>> Begin
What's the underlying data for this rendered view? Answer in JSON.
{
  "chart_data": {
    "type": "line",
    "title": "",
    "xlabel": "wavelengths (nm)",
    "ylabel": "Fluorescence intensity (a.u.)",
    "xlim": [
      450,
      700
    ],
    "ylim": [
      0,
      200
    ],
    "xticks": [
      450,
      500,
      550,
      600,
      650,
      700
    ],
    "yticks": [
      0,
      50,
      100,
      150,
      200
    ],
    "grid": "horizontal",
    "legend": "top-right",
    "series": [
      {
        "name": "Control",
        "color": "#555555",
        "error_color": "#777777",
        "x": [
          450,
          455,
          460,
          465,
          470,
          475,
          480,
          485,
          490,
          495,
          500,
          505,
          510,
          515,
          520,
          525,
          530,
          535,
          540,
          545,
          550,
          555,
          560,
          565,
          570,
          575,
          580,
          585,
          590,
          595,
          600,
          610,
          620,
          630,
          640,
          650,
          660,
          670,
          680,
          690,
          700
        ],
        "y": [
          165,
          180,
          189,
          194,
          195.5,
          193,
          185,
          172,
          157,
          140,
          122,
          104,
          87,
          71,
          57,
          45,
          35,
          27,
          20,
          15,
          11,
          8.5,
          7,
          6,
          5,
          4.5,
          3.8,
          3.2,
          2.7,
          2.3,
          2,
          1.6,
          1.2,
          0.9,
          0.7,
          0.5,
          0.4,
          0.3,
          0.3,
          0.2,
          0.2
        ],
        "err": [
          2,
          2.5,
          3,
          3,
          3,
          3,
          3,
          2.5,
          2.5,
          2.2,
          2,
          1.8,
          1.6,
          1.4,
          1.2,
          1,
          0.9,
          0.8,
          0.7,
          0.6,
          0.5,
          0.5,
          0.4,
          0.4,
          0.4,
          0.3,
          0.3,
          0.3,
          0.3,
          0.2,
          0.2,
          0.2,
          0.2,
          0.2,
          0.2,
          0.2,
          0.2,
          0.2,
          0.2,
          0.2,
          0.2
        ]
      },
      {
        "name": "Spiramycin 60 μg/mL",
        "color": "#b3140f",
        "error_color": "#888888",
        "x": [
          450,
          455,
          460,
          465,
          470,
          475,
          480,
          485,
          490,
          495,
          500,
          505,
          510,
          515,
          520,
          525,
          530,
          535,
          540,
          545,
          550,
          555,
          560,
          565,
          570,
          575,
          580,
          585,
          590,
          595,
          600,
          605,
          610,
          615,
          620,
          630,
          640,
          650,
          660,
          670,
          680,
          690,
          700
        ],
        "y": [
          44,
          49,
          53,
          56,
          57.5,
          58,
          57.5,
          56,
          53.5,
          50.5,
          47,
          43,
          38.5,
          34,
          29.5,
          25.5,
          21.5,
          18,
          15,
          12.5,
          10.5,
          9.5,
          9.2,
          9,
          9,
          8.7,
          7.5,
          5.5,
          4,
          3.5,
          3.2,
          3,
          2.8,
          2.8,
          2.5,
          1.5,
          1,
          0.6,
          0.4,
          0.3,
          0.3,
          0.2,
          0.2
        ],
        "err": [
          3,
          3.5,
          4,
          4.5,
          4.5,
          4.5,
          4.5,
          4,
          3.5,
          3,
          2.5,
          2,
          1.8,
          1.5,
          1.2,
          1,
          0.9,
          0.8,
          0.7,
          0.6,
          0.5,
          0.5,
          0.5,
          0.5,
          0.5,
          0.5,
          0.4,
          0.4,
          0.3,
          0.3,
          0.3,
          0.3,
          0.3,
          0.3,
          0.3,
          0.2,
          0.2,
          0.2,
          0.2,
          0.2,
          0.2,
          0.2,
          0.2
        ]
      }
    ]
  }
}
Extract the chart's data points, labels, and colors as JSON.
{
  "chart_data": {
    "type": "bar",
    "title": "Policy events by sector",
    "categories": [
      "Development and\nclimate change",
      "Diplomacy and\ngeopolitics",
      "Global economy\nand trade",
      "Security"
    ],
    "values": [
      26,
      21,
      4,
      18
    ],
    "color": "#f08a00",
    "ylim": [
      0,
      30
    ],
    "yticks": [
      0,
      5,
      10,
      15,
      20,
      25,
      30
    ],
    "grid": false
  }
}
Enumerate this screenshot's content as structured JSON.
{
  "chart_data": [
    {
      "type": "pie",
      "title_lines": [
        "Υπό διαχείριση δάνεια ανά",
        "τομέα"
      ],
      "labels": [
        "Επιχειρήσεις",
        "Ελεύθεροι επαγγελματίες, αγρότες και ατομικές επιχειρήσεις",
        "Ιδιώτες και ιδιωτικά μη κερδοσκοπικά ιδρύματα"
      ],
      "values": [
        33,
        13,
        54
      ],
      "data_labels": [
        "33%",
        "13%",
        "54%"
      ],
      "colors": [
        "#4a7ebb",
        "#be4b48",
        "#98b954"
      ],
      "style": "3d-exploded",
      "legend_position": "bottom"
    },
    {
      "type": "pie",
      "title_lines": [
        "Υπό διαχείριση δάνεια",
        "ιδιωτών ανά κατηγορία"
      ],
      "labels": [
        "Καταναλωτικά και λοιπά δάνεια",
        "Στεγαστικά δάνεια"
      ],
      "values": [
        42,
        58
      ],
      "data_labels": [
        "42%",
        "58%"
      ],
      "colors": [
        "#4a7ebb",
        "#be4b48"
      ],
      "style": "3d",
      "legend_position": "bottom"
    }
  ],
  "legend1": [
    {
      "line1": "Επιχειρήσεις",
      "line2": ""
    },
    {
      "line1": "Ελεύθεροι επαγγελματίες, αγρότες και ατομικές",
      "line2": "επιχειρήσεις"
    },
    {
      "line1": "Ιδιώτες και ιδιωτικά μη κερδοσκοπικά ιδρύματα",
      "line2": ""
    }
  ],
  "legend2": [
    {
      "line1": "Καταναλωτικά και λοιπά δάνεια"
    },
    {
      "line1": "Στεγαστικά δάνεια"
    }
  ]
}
>> End
• **REQUIRED WORK**
Copy every line in the listing above where the string "επαγγελματίες" turns up.

• **EXERCISE RESULT**
        "Ελεύθεροι επαγγελματίες, αγρότες και ατομικές επιχειρήσεις",
      "line1": "Ελεύθεροι επαγγελματίες, αγρότες και ατομικές",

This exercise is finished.